▶ [Requirement]
Return all lines that include the string "aeruginosa".

▶ [Data extract]

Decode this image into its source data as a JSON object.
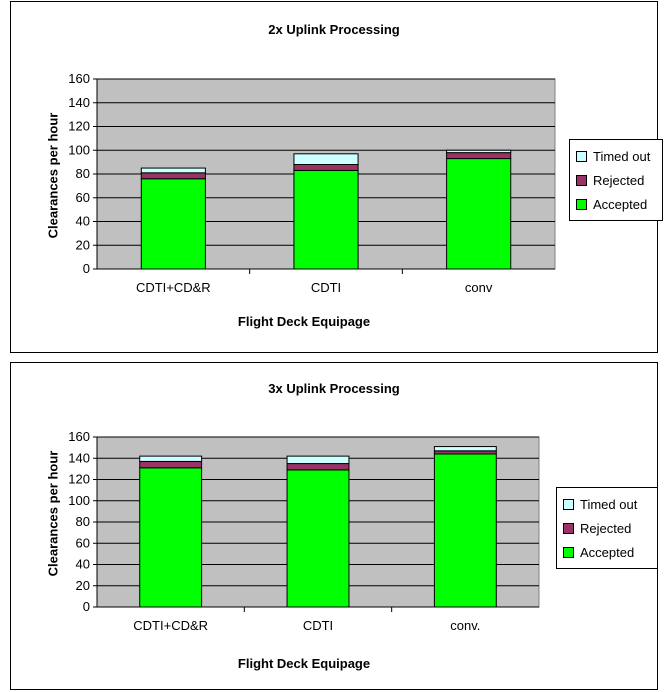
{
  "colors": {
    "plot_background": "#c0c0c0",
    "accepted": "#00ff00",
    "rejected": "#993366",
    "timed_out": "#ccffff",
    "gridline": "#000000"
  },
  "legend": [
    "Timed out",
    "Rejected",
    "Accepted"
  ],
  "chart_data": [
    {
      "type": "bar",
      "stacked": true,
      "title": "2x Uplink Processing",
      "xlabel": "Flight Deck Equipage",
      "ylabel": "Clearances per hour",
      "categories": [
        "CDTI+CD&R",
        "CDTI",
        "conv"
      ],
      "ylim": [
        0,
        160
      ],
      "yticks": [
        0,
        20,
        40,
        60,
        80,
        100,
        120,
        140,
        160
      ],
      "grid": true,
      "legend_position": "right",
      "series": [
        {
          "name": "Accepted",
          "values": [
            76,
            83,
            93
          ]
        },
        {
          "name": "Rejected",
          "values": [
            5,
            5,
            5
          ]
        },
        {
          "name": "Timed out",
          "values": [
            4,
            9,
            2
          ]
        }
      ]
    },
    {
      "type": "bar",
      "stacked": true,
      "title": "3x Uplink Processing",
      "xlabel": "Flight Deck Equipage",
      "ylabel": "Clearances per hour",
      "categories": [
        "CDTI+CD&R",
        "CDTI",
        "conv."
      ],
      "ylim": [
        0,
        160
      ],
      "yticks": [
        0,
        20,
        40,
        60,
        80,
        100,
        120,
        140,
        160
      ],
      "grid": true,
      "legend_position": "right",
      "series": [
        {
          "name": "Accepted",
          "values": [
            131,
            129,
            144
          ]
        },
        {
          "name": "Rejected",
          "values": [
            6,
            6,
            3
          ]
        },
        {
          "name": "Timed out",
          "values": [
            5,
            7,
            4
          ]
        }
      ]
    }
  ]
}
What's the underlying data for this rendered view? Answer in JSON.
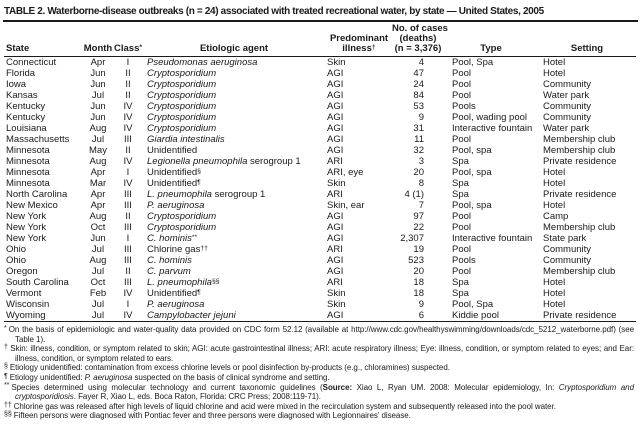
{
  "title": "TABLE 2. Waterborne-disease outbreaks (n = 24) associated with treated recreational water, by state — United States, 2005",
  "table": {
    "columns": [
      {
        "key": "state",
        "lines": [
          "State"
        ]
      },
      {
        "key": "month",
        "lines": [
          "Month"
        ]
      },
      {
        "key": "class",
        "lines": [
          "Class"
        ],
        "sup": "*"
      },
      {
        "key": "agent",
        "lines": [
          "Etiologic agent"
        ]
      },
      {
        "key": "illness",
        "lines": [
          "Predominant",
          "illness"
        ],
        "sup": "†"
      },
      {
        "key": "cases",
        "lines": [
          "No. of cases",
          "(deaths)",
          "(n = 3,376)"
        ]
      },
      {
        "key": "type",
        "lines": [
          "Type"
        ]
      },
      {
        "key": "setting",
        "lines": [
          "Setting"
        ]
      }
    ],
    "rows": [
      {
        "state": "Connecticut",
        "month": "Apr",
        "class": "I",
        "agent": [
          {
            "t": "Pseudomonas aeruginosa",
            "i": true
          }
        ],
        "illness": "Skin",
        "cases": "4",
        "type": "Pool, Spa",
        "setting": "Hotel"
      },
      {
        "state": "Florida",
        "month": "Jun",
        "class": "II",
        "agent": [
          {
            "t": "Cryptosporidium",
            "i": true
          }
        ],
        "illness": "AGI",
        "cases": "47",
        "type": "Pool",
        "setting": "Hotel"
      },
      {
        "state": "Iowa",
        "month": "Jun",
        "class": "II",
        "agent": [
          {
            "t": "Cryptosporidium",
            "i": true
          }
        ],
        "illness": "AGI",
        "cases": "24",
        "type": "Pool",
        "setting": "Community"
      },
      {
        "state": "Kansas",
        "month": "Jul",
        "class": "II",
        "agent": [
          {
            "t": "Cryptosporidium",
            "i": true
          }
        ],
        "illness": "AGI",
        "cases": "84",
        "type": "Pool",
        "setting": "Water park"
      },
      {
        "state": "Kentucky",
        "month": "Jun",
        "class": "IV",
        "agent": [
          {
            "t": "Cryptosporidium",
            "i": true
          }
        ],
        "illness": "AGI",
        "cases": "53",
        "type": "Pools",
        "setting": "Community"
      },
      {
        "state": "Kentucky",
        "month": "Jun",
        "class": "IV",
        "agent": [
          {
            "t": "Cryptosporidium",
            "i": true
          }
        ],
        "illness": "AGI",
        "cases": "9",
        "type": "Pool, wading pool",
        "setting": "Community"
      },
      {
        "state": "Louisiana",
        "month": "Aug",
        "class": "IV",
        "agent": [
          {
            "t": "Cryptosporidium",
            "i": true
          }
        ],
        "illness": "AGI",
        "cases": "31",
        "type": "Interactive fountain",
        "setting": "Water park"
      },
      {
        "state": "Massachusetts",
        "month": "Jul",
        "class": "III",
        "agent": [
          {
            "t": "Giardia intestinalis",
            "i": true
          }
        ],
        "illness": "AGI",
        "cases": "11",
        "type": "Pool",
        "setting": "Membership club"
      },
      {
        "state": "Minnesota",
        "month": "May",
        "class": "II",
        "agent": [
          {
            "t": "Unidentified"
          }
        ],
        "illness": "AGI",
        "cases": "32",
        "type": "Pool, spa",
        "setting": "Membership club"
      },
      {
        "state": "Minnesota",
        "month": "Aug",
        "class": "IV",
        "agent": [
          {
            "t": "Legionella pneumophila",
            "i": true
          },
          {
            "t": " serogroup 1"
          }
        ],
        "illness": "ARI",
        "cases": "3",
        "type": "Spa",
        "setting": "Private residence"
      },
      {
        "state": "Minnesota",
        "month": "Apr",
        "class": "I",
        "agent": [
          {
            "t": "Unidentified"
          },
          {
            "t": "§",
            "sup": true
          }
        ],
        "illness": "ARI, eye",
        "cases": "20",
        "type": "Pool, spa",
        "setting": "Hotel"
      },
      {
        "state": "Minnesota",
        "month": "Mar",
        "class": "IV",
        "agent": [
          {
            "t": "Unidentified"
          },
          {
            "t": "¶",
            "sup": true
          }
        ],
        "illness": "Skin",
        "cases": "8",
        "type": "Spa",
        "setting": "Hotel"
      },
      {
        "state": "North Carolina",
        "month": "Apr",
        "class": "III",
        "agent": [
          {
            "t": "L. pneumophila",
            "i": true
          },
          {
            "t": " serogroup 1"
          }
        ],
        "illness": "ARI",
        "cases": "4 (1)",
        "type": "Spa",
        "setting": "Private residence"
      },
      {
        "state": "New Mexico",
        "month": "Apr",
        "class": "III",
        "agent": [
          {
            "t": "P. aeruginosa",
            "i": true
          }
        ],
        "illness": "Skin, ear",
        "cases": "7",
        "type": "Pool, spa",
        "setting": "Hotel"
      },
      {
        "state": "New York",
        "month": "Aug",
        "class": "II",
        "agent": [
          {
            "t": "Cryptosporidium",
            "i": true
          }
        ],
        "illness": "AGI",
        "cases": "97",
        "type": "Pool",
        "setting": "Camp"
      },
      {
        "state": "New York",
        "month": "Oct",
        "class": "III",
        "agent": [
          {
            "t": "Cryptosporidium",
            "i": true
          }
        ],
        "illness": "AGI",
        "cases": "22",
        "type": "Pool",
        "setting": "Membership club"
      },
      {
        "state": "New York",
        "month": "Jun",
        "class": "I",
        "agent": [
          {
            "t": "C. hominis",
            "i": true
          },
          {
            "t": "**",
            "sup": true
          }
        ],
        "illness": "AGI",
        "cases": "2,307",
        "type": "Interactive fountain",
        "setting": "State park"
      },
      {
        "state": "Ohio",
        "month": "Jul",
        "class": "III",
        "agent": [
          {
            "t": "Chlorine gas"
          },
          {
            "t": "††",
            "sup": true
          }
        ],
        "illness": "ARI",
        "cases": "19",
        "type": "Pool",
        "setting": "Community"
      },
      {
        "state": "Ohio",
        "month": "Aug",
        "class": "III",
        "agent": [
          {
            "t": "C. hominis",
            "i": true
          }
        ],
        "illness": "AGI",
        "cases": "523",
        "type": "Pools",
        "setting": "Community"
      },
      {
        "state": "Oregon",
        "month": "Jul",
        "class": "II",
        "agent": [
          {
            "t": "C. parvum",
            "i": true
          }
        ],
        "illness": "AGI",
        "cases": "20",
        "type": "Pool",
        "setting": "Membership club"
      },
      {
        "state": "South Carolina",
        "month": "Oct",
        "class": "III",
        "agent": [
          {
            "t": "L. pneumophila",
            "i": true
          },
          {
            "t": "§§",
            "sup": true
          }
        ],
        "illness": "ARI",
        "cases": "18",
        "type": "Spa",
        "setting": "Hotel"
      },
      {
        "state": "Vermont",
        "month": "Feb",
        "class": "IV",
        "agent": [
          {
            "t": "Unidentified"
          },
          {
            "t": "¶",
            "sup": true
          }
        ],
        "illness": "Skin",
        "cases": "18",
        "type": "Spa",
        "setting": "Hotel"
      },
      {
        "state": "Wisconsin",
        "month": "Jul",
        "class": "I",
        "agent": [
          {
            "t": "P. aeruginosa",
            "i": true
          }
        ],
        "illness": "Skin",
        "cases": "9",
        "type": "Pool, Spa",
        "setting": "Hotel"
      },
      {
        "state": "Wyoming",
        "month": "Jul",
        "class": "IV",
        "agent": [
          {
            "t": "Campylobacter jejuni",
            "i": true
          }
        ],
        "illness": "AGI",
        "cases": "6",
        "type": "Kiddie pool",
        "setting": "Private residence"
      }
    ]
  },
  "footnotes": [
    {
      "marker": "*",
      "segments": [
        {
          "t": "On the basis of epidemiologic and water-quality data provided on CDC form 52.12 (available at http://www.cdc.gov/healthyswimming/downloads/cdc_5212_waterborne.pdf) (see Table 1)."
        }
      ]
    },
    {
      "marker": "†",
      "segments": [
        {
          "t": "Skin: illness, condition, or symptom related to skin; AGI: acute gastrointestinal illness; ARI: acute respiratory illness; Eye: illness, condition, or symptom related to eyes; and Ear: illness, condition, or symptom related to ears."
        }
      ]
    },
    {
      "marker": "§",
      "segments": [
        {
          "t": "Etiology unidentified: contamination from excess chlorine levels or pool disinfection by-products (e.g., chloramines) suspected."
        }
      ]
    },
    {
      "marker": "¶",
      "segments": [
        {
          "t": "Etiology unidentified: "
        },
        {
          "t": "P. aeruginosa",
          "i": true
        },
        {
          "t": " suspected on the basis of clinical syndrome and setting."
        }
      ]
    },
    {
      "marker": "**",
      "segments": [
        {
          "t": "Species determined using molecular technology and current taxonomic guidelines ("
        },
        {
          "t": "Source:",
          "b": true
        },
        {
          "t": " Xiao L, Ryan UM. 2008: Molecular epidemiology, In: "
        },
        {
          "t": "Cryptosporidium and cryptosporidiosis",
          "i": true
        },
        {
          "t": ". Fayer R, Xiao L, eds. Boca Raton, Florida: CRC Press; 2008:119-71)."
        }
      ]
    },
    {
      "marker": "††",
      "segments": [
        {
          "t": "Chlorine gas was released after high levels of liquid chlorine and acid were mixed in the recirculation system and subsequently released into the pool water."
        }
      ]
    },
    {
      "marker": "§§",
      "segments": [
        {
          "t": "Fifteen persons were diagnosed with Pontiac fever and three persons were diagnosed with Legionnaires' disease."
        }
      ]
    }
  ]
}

---

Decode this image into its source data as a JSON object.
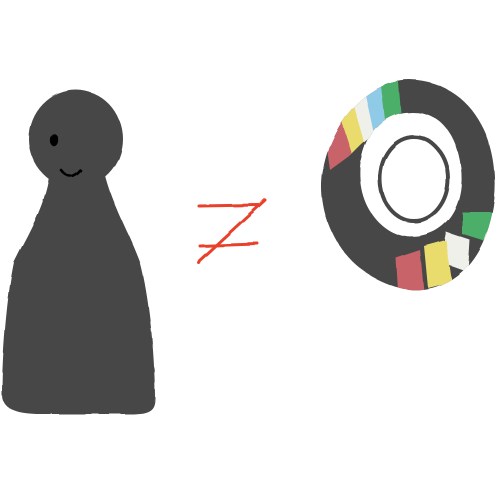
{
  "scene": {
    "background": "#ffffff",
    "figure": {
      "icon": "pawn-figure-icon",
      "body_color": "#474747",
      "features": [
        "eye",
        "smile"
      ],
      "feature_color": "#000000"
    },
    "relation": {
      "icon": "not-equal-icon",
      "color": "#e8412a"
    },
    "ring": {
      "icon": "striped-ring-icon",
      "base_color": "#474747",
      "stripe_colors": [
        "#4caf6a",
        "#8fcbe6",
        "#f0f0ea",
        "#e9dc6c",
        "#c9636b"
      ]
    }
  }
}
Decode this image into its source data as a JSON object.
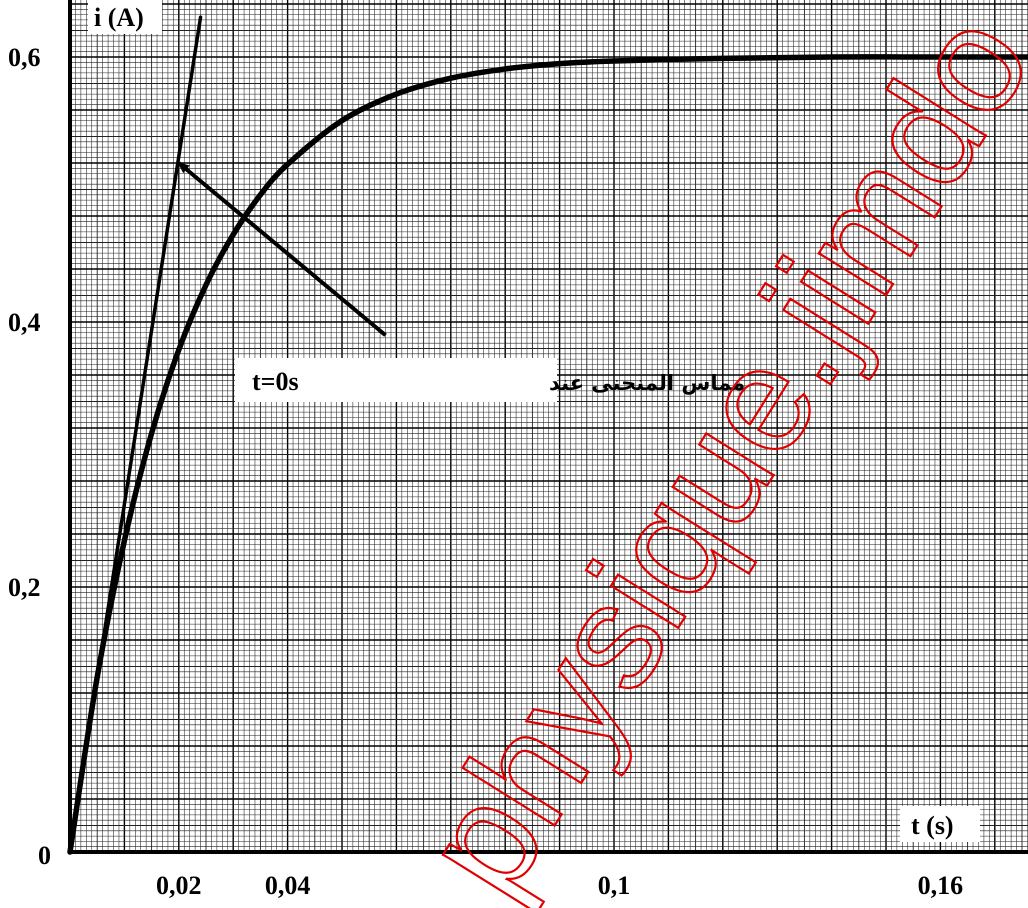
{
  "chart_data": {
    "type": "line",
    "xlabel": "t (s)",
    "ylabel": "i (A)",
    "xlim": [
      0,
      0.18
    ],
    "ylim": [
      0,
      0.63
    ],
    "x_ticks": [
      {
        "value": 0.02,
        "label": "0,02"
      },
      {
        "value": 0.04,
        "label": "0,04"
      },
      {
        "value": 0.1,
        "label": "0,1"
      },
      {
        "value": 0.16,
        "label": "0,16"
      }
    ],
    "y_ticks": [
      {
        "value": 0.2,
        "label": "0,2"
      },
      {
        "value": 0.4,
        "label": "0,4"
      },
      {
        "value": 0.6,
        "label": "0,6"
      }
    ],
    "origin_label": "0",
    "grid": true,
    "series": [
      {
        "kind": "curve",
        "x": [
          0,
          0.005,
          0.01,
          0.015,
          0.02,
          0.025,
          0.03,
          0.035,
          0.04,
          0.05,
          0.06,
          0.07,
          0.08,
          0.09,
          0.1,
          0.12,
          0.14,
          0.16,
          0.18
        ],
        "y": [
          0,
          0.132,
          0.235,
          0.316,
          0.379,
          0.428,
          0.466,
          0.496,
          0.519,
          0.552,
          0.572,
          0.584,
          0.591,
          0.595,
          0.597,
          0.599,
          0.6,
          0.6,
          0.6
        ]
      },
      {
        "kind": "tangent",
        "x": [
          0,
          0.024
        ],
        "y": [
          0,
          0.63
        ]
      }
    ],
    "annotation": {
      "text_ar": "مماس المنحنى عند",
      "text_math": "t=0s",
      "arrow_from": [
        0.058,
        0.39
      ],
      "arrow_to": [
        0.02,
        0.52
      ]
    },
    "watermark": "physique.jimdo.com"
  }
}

--

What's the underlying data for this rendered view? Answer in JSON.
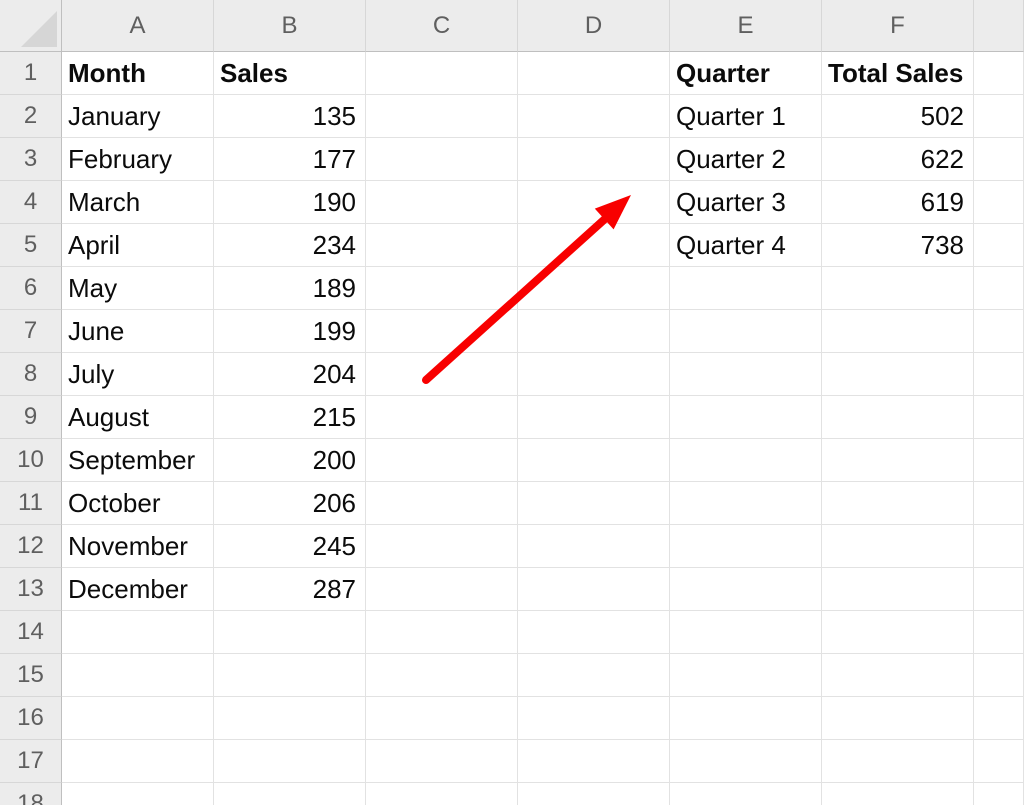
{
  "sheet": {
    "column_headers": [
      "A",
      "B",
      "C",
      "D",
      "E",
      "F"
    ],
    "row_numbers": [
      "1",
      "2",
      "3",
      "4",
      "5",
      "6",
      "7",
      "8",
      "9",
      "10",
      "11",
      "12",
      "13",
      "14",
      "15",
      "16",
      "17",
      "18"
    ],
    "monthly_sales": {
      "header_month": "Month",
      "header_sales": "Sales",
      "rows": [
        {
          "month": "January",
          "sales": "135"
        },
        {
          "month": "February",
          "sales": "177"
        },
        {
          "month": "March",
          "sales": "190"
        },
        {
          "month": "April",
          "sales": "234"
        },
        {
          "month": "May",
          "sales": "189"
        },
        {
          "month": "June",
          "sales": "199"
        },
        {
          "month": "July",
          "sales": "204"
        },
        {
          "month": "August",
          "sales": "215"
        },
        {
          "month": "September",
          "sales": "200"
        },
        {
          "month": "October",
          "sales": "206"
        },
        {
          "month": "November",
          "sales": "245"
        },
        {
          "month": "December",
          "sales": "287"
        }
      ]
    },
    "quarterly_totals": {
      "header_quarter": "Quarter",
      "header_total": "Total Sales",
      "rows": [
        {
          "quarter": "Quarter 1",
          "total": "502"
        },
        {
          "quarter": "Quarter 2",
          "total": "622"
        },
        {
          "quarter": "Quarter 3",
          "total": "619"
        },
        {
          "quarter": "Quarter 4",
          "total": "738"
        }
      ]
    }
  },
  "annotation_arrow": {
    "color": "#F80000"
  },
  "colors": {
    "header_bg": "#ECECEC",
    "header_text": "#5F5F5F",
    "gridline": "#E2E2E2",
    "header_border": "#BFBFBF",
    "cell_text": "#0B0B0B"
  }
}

▶ [Exercise answer]
            "t": "Pseudomonas aeruginosa",
            "t": "P. aeruginosa",
            "t": "P. aeruginosa",
          "t": "P. aeruginosa",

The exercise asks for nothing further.